--- Record list ---
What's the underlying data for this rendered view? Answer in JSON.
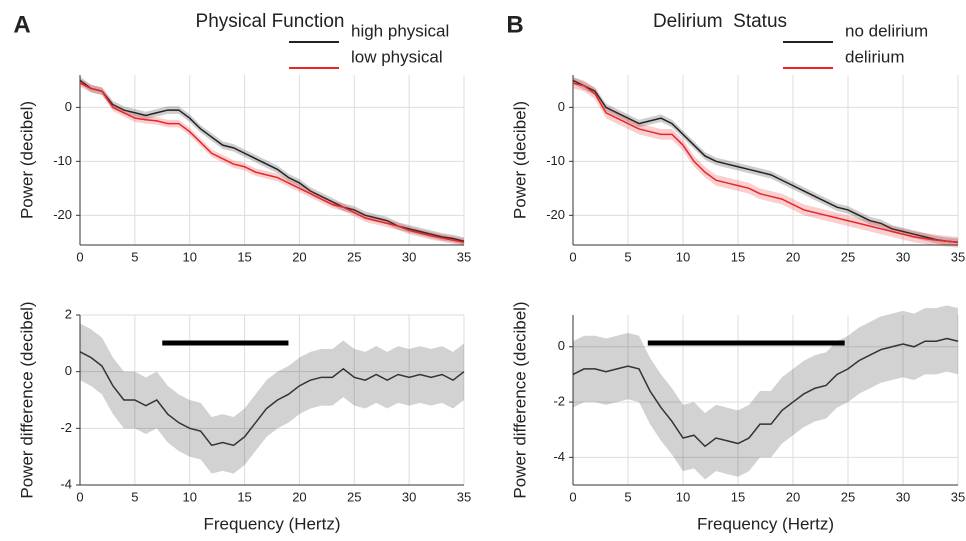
{
  "chart_data": [
    {
      "type": "line",
      "panel": "A",
      "title": "Physical Function",
      "y_label": "Power (decibel)",
      "x": [
        0,
        1,
        2,
        3,
        4,
        5,
        6,
        7,
        8,
        9,
        10,
        11,
        12,
        13,
        14,
        15,
        16,
        17,
        18,
        19,
        20,
        21,
        22,
        23,
        24,
        25,
        26,
        27,
        28,
        29,
        30,
        31,
        32,
        33,
        34,
        35
      ],
      "xlim": [
        0,
        35
      ],
      "xticks": [
        0,
        5,
        10,
        15,
        20,
        25,
        30,
        35
      ],
      "ylim": [
        -25.5,
        6
      ],
      "yticks": [
        -20,
        -10,
        0
      ],
      "grid": true,
      "legend": "upper right",
      "series": [
        {
          "name": "high physical",
          "color": "#222222",
          "error": 0.7,
          "values": [
            5,
            3.5,
            3,
            0.5,
            -0.5,
            -1,
            -1.5,
            -1,
            -0.5,
            -0.5,
            -2,
            -4,
            -5.5,
            -7,
            -7.5,
            -8.5,
            -9.5,
            -10.5,
            -11.5,
            -13,
            -14,
            -15.5,
            -16.5,
            -17.5,
            -18.5,
            -19,
            -20,
            -20.5,
            -21,
            -22,
            -22.5,
            -23,
            -23.5,
            -24,
            -24.3,
            -24.8
          ]
        },
        {
          "name": "low physical",
          "color": "#e8262a",
          "error": 0.7,
          "values": [
            4.5,
            3.5,
            3,
            0,
            -1,
            -2,
            -2.3,
            -2.5,
            -3,
            -3,
            -4.5,
            -6.5,
            -8.5,
            -9.5,
            -10.5,
            -11,
            -12,
            -12.5,
            -13,
            -14,
            -15,
            -16,
            -17,
            -18,
            -18.5,
            -19.5,
            -20.5,
            -21,
            -21.5,
            -22,
            -22.8,
            -23.3,
            -23.8,
            -24.2,
            -24.6,
            -25
          ]
        }
      ]
    },
    {
      "type": "line",
      "panel": "B",
      "title": "Delirium  Status",
      "y_label": "Power (decibel)",
      "x": [
        0,
        1,
        2,
        3,
        4,
        5,
        6,
        7,
        8,
        9,
        10,
        11,
        12,
        13,
        14,
        15,
        16,
        17,
        18,
        19,
        20,
        21,
        22,
        23,
        24,
        25,
        26,
        27,
        28,
        29,
        30,
        31,
        32,
        33,
        34,
        35
      ],
      "xlim": [
        0,
        35
      ],
      "xticks": [
        0,
        5,
        10,
        15,
        20,
        25,
        30,
        35
      ],
      "ylim": [
        -25.5,
        6
      ],
      "yticks": [
        -20,
        -10,
        0
      ],
      "grid": true,
      "legend": "upper right",
      "series": [
        {
          "name": "no delirium",
          "color": "#222222",
          "error": 0.7,
          "values": [
            5,
            4,
            3,
            0,
            -1,
            -2,
            -3,
            -2.5,
            -2,
            -3,
            -5,
            -7,
            -9,
            -10,
            -10.5,
            -11,
            -11.5,
            -12,
            -12.5,
            -13.5,
            -14.5,
            -15.5,
            -16.5,
            -17.5,
            -18.5,
            -19,
            -20,
            -21,
            -21.5,
            -22.5,
            -23,
            -23.5,
            -24,
            -24.5,
            -24.8,
            -25
          ]
        },
        {
          "name": "delirium",
          "color": "#e8262a",
          "error": 1,
          "values": [
            4.5,
            4,
            2.5,
            -1,
            -2,
            -3,
            -4,
            -4.5,
            -5,
            -5,
            -7,
            -10,
            -12,
            -13.5,
            -14,
            -14.5,
            -15,
            -16,
            -16.5,
            -17,
            -18,
            -19,
            -19.5,
            -20,
            -20.5,
            -21,
            -21.5,
            -22,
            -22.5,
            -23,
            -23.5,
            -24,
            -24.3,
            -24.6,
            -24.8,
            -25
          ]
        }
      ]
    },
    {
      "type": "line",
      "y_label": "Power difference (decibel)",
      "x_label": "Frequency (Hertz)",
      "x": [
        0,
        1,
        2,
        3,
        4,
        5,
        6,
        7,
        8,
        9,
        10,
        11,
        12,
        13,
        14,
        15,
        16,
        17,
        18,
        19,
        20,
        21,
        22,
        23,
        24,
        25,
        26,
        27,
        28,
        29,
        30,
        31,
        32,
        33,
        34,
        35
      ],
      "xlim": [
        0,
        35
      ],
      "xticks": [
        0,
        5,
        10,
        15,
        20,
        25,
        30,
        35
      ],
      "ylim": [
        -4,
        2
      ],
      "yticks": [
        -4,
        -2,
        0,
        2
      ],
      "grid": true,
      "significant_range": [
        7.5,
        19
      ],
      "series": [
        {
          "color": "#333333",
          "error": 1,
          "values": [
            0.7,
            0.5,
            0.2,
            -0.5,
            -1,
            -1,
            -1.2,
            -1,
            -1.5,
            -1.8,
            -2,
            -2.1,
            -2.6,
            -2.5,
            -2.6,
            -2.3,
            -1.8,
            -1.3,
            -1,
            -0.8,
            -0.5,
            -0.3,
            -0.2,
            -0.2,
            0.1,
            -0.2,
            -0.3,
            -0.1,
            -0.3,
            -0.1,
            -0.2,
            -0.1,
            -0.2,
            -0.1,
            -0.3,
            0
          ]
        }
      ]
    },
    {
      "type": "line",
      "y_label": "Power difference (decibel)",
      "x_label": "Frequency (Hertz)",
      "x": [
        0,
        1,
        2,
        3,
        4,
        5,
        6,
        7,
        8,
        9,
        10,
        11,
        12,
        13,
        14,
        15,
        16,
        17,
        18,
        19,
        20,
        21,
        22,
        23,
        24,
        25,
        26,
        27,
        28,
        29,
        30,
        31,
        32,
        33,
        34,
        35
      ],
      "xlim": [
        0,
        35
      ],
      "xticks": [
        0,
        5,
        10,
        15,
        20,
        25,
        30,
        35
      ],
      "ylim": [
        -5,
        1.15
      ],
      "yticks": [
        -4,
        -2,
        0
      ],
      "grid": true,
      "significant_range": [
        6.8,
        24.7
      ],
      "series": [
        {
          "color": "#333333",
          "error": 1.2,
          "values": [
            -1,
            -0.8,
            -0.8,
            -0.9,
            -0.8,
            -0.7,
            -0.8,
            -1.6,
            -2.2,
            -2.7,
            -3.3,
            -3.2,
            -3.6,
            -3.3,
            -3.4,
            -3.5,
            -3.3,
            -2.8,
            -2.8,
            -2.3,
            -2,
            -1.7,
            -1.5,
            -1.4,
            -1,
            -0.8,
            -0.5,
            -0.3,
            -0.1,
            0,
            0.1,
            0,
            0.2,
            0.2,
            0.3,
            0.2
          ]
        }
      ]
    }
  ]
}
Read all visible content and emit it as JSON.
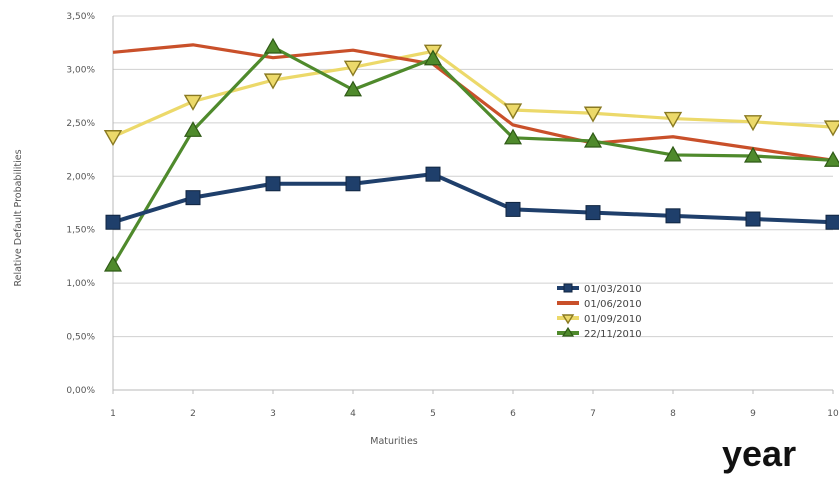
{
  "corner_label": "year",
  "chart_data": {
    "type": "line",
    "xlabel": "Maturities",
    "ylabel": "Relative Default Probabilities",
    "x": [
      1,
      2,
      3,
      4,
      5,
      6,
      7,
      8,
      9,
      10
    ],
    "xlim": [
      1,
      10
    ],
    "ylim": [
      0,
      3.5
    ],
    "y_ticks": [
      0,
      0.5,
      1.0,
      1.5,
      2.0,
      2.5,
      3.0,
      3.5
    ],
    "y_tick_labels": [
      "0,00%",
      "0,50%",
      "1,00%",
      "1,50%",
      "2,00%",
      "2,50%",
      "3,00%",
      "3,50%"
    ],
    "x_tick_labels": [
      "1",
      "2",
      "3",
      "4",
      "5",
      "6",
      "7",
      "8",
      "9",
      "10"
    ],
    "grid": true,
    "legend_position": "bottom-center",
    "series": [
      {
        "name": "01/03/2010",
        "color": "#1f3f6b",
        "marker": "square",
        "values": [
          1.57,
          1.8,
          1.93,
          1.93,
          2.02,
          1.69,
          1.66,
          1.63,
          1.6,
          1.57
        ]
      },
      {
        "name": "01/06/2010",
        "color": "#c9502a",
        "marker": "none",
        "values": [
          3.16,
          3.23,
          3.11,
          3.18,
          3.05,
          2.48,
          2.31,
          2.37,
          2.26,
          2.15
        ]
      },
      {
        "name": "01/09/2010",
        "color": "#ecd96a",
        "marker": "triangle-down",
        "values": [
          2.37,
          2.7,
          2.9,
          3.02,
          3.17,
          2.62,
          2.59,
          2.54,
          2.51,
          2.46
        ]
      },
      {
        "name": "22/11/2010",
        "color": "#4f8a2c",
        "marker": "triangle-up",
        "values": [
          1.17,
          2.43,
          3.21,
          2.81,
          3.1,
          2.36,
          2.33,
          2.2,
          2.19,
          2.15
        ]
      }
    ]
  }
}
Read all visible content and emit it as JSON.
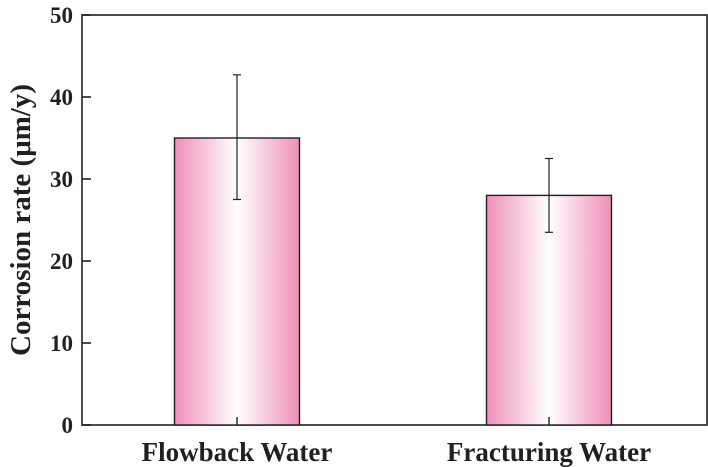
{
  "chart_data": {
    "type": "bar",
    "categories": [
      "Flowback Water",
      "Fracturing Water"
    ],
    "values": [
      35.0,
      28.0
    ],
    "error": {
      "low": [
        27.5,
        23.5
      ],
      "high": [
        42.7,
        32.5
      ]
    },
    "title": "",
    "xlabel": "",
    "ylabel": "Corrosion rate (μm/y)",
    "ylim": [
      0,
      50
    ],
    "yticks": [
      0,
      10,
      20,
      30,
      40,
      50
    ],
    "ytick_labels": [
      "0",
      "10",
      "20",
      "30",
      "40",
      "50"
    ],
    "grid": false,
    "legend": "none",
    "colors": {
      "bar_edge": "#ef8fb8",
      "bar_center": "#ffffff",
      "outline": "#231f20"
    }
  }
}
---
## Work to complete
Only the number is wanted: how many lines of these entries contain the string "marker"?

## Solution to the problem
4